» **WHAT TO WORK ON**: How many of the lines below include "structure"? Give the number and no other words.

» **RECORDS TO USE**:
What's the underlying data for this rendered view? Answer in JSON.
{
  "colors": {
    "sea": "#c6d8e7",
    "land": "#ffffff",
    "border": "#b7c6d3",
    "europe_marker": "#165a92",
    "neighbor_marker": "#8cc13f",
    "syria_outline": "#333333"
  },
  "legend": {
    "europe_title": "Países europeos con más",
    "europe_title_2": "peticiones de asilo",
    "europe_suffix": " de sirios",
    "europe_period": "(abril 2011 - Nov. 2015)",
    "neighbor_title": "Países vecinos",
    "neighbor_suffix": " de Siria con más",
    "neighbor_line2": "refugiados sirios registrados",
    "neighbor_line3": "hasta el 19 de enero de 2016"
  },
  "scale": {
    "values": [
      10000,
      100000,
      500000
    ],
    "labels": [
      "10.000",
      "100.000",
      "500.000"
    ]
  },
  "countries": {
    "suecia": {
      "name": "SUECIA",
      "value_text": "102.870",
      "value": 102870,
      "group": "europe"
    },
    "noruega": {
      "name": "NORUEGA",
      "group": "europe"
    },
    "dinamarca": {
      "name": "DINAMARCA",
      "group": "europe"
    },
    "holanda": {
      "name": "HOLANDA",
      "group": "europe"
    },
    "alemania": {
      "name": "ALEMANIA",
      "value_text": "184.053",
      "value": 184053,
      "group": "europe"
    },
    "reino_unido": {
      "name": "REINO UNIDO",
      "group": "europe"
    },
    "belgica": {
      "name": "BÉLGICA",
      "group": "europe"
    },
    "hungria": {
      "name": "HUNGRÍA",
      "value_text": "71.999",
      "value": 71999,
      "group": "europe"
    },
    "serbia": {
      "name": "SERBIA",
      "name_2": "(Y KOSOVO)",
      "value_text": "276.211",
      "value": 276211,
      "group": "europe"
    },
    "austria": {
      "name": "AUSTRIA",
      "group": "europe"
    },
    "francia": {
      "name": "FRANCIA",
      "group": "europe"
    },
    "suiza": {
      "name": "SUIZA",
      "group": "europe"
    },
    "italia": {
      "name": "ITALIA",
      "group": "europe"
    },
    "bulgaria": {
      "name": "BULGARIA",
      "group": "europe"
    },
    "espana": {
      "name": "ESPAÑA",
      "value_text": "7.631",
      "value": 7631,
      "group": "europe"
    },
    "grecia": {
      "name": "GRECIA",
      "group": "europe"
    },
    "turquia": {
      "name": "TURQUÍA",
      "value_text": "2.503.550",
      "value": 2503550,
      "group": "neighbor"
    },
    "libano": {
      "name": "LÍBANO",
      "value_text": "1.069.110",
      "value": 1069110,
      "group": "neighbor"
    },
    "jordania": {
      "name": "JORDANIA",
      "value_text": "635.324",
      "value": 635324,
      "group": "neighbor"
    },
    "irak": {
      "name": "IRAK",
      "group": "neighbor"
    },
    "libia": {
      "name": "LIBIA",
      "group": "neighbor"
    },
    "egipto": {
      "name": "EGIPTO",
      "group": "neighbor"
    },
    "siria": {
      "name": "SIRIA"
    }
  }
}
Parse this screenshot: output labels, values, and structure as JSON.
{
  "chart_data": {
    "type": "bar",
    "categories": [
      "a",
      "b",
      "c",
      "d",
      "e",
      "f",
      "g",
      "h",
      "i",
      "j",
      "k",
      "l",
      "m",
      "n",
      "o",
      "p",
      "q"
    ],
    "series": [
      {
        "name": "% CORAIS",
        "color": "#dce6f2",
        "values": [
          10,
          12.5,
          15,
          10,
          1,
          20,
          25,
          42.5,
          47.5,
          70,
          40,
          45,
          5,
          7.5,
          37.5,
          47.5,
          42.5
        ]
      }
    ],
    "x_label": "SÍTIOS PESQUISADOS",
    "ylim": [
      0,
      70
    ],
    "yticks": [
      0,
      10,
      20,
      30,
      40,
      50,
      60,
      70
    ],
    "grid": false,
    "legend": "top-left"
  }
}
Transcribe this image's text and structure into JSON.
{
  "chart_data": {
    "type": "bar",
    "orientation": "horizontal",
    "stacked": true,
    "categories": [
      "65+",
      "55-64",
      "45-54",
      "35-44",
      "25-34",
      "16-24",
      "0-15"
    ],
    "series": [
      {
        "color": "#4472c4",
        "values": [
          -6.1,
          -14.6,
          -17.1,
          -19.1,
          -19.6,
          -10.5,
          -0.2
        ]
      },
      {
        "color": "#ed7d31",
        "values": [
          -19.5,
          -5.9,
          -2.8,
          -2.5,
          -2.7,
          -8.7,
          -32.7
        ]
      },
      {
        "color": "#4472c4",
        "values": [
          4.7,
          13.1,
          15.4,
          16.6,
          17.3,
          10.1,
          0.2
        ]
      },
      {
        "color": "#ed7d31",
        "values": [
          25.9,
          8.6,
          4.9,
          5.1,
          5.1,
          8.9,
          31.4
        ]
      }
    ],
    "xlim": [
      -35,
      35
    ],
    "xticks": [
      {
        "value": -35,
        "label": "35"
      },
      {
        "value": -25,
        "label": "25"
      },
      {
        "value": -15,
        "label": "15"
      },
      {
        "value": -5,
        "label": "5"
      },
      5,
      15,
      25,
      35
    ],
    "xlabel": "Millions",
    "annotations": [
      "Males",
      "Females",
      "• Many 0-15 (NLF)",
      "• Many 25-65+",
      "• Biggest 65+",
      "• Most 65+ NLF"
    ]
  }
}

» **ANSWER BELOW**: 2